• **STATED TASK**:
Transcribe the material word for word, but without the images.

Lines of data
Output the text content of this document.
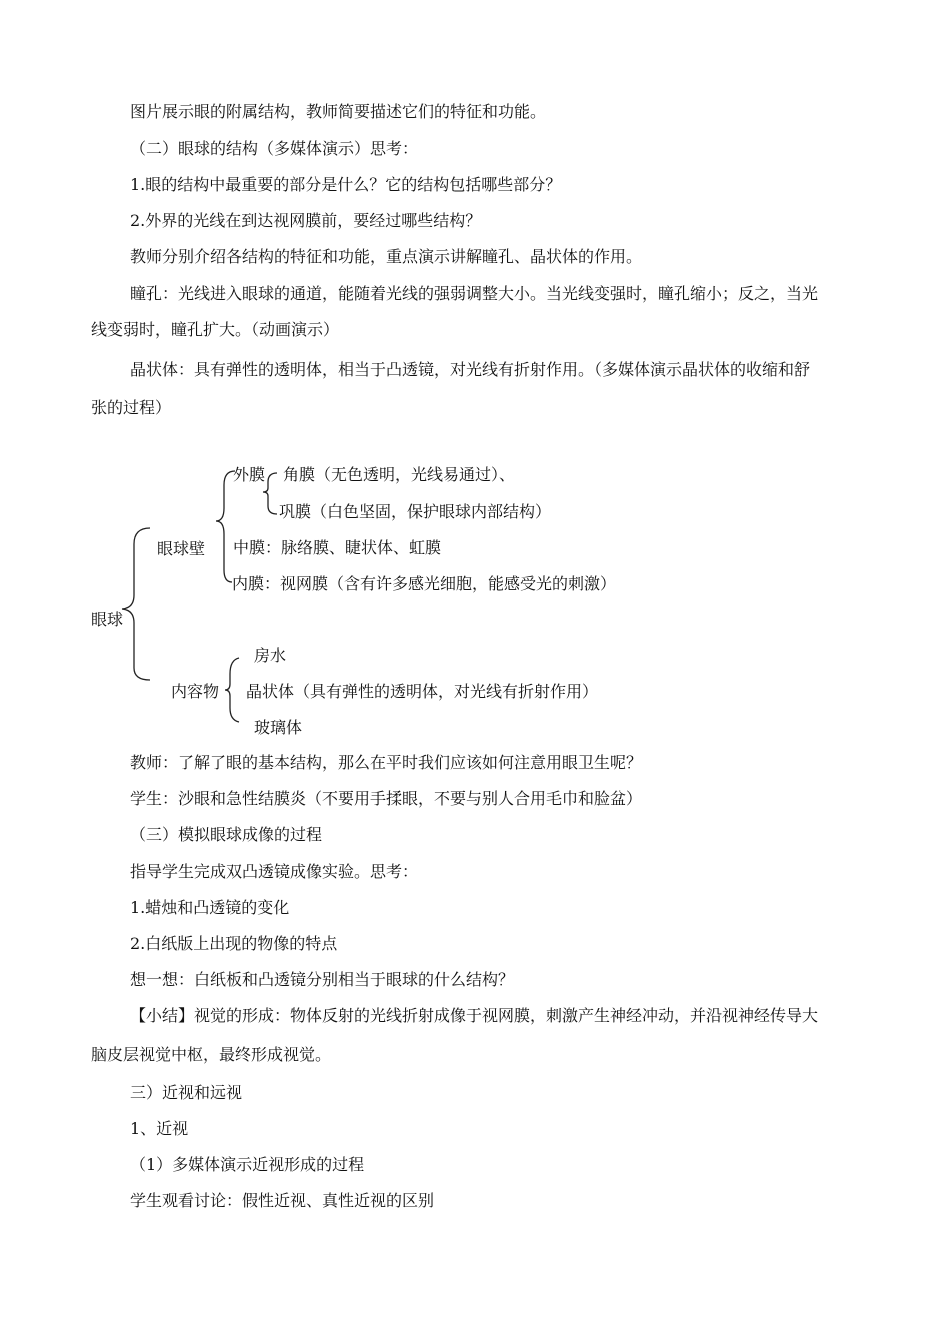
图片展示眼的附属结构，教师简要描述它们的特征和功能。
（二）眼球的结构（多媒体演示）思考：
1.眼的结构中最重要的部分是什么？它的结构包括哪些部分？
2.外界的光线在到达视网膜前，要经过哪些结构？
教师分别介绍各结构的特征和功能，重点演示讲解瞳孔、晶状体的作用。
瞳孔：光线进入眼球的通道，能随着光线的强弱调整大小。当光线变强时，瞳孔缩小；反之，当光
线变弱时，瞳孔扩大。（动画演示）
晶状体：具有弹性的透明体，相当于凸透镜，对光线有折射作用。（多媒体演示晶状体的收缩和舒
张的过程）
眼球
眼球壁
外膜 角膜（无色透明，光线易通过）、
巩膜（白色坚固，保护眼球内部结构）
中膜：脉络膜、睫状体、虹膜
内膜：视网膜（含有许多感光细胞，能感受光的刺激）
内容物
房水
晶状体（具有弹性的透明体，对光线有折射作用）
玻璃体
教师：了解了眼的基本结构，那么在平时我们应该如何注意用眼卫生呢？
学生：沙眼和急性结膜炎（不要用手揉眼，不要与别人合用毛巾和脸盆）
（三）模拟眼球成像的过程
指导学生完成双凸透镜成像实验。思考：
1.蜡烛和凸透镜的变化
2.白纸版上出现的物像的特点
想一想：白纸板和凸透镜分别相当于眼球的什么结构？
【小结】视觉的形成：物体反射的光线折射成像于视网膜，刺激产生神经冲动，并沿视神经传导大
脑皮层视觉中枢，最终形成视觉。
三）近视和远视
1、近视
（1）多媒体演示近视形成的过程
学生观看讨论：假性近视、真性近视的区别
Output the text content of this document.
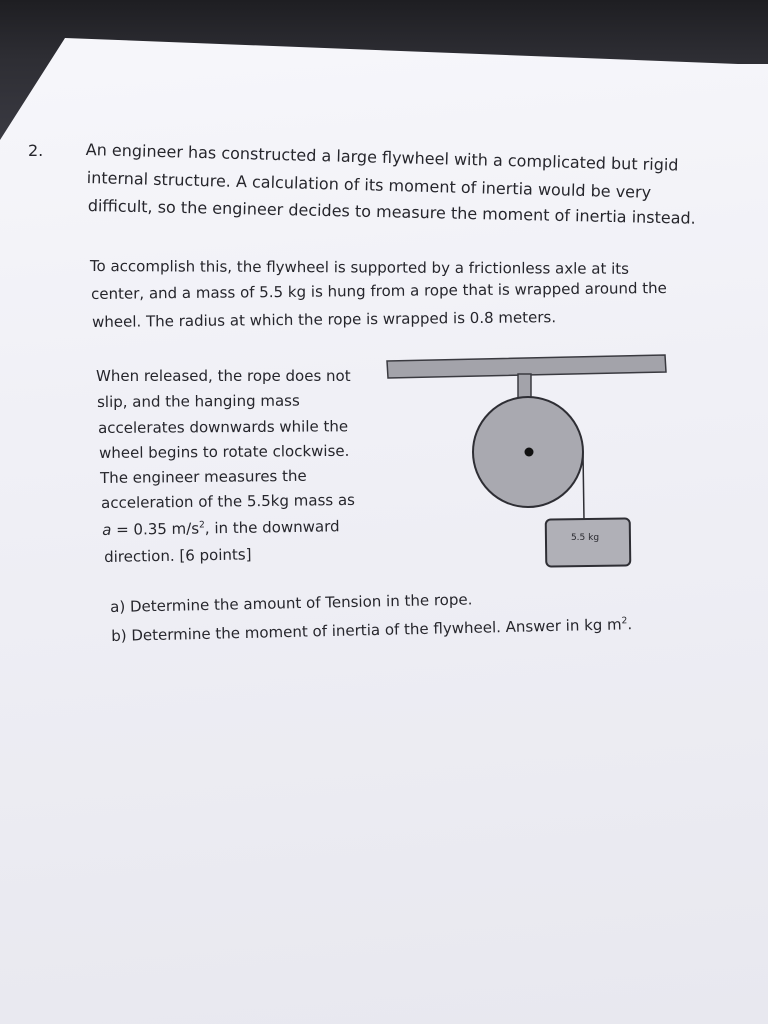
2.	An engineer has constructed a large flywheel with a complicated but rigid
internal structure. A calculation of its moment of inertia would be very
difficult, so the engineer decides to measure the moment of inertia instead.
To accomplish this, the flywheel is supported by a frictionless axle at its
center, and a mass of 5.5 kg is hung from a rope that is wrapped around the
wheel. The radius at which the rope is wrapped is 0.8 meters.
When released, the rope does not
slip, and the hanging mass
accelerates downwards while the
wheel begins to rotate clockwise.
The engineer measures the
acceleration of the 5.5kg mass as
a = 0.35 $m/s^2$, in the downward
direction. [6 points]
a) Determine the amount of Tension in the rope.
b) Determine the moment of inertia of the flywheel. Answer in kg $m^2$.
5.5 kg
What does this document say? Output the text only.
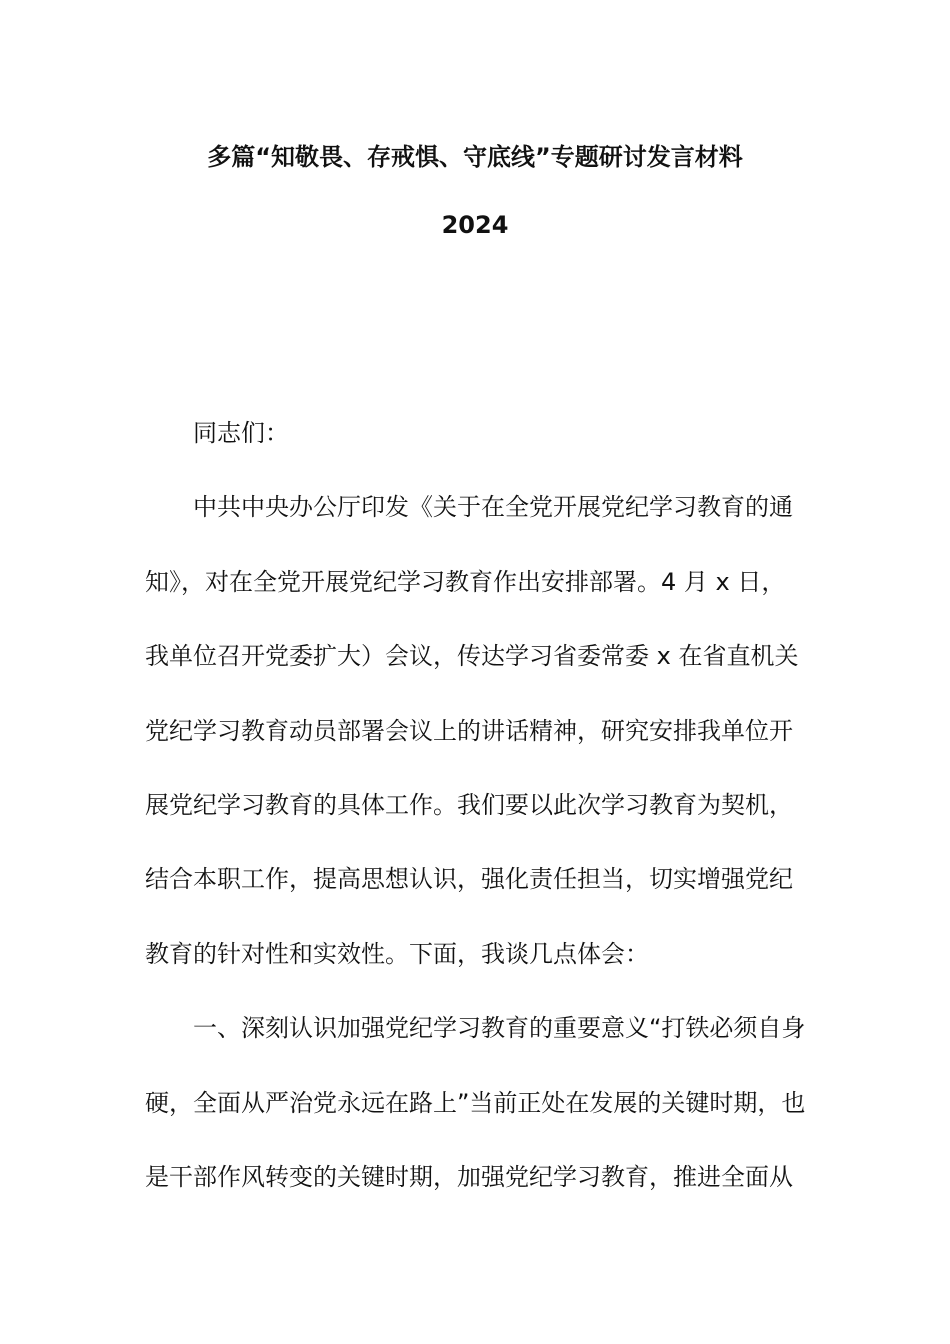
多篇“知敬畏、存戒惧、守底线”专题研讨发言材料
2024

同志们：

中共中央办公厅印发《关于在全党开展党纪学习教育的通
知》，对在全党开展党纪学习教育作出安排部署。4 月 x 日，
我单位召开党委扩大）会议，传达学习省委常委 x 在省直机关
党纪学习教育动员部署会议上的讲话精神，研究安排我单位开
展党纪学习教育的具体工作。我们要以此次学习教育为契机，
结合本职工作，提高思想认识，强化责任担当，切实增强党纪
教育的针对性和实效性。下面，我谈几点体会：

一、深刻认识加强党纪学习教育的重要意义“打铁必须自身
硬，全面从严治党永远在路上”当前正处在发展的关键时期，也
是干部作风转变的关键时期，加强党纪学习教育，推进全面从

• **EXERCISE OUTPUT**:
Output the text content of this document.
图片展示眼的附属结构，教师简要描述它们的特征和功能。
（二）眼球的结构（多媒体演示）思考：
1.眼的结构中最重要的部分是什么？它的结构包括哪些部分？
2.外界的光线在到达视网膜前，要经过哪些结构？
教师分别介绍各结构的特征和功能，重点演示讲解瞳孔、晶状体的作用。
瞳孔：光线进入眼球的通道，能随着光线的强弱调整大小。当光线变强时，瞳孔缩小；反之，当光
线变弱时，瞳孔扩大。（动画演示）
晶状体：具有弹性的透明体，相当于凸透镜，对光线有折射作用。（多媒体演示晶状体的收缩和舒
张的过程）
眼球
眼球壁
外膜 角膜（无色透明，光线易通过）、
巩膜（白色坚固，保护眼球内部结构）
中膜：脉络膜、睫状体、虹膜
内膜：视网膜（含有许多感光细胞，能感受光的刺激）
内容物
房水
晶状体（具有弹性的透明体，对光线有折射作用）
玻璃体
教师：了解了眼的基本结构，那么在平时我们应该如何注意用眼卫生呢？
学生：沙眼和急性结膜炎（不要用手揉眼，不要与别人合用毛巾和脸盆）
（三）模拟眼球成像的过程
指导学生完成双凸透镜成像实验。思考：
1.蜡烛和凸透镜的变化
2.白纸版上出现的物像的特点
想一想：白纸板和凸透镜分别相当于眼球的什么结构？
【小结】视觉的形成：物体反射的光线折射成像于视网膜，刺激产生神经冲动，并沿视神经传导大
脑皮层视觉中枢，最终形成视觉。
三）近视和远视
1、近视
（1）多媒体演示近视形成的过程
学生观看讨论：假性近视、真性近视的区别
Output the text content of this document.
2.	An engineer has constructed a large flywheel with a complicated but rigid
internal structure. A calculation of its moment of inertia would be very
difficult, so the engineer decides to measure the moment of inertia instead.
To accomplish this, the flywheel is supported by a frictionless axle at its
center, and a mass of 5.5 kg is hung from a rope that is wrapped around the
wheel. The radius at which the rope is wrapped is 0.8 meters.
When released, the rope does not
slip, and the hanging mass
accelerates downwards while the
wheel begins to rotate clockwise.
The engineer measures the
acceleration of the 5.5kg mass as
a = 0.35 $m/s^2$, in the downward
direction. [6 points]
a) Determine the amount of Tension in the rope.
b) Determine the moment of inertia of the flywheel. Answer in kg $m^2$.
5.5 kg
What does this document say? Output the text only.
多篇“知敬畏、存戒惧、守底线”专题研讨发言材料
2024

同志们：

中共中央办公厅印发《关于在全党开展党纪学习教育的通
知》，对在全党开展党纪学习教育作出安排部署。4 月 x 日，
我单位召开党委扩大）会议，传达学习省委常委 x 在省直机关
党纪学习教育动员部署会议上的讲话精神，研究安排我单位开
展党纪学习教育的具体工作。我们要以此次学习教育为契机，
结合本职工作，提高思想认识，强化责任担当，切实增强党纪
教育的针对性和实效性。下面，我谈几点体会：

一、深刻认识加强党纪学习教育的重要意义“打铁必须自身
硬，全面从严治党永远在路上”当前正处在发展的关键时期，也
是干部作风转变的关键时期，加强党纪学习教育，推进全面从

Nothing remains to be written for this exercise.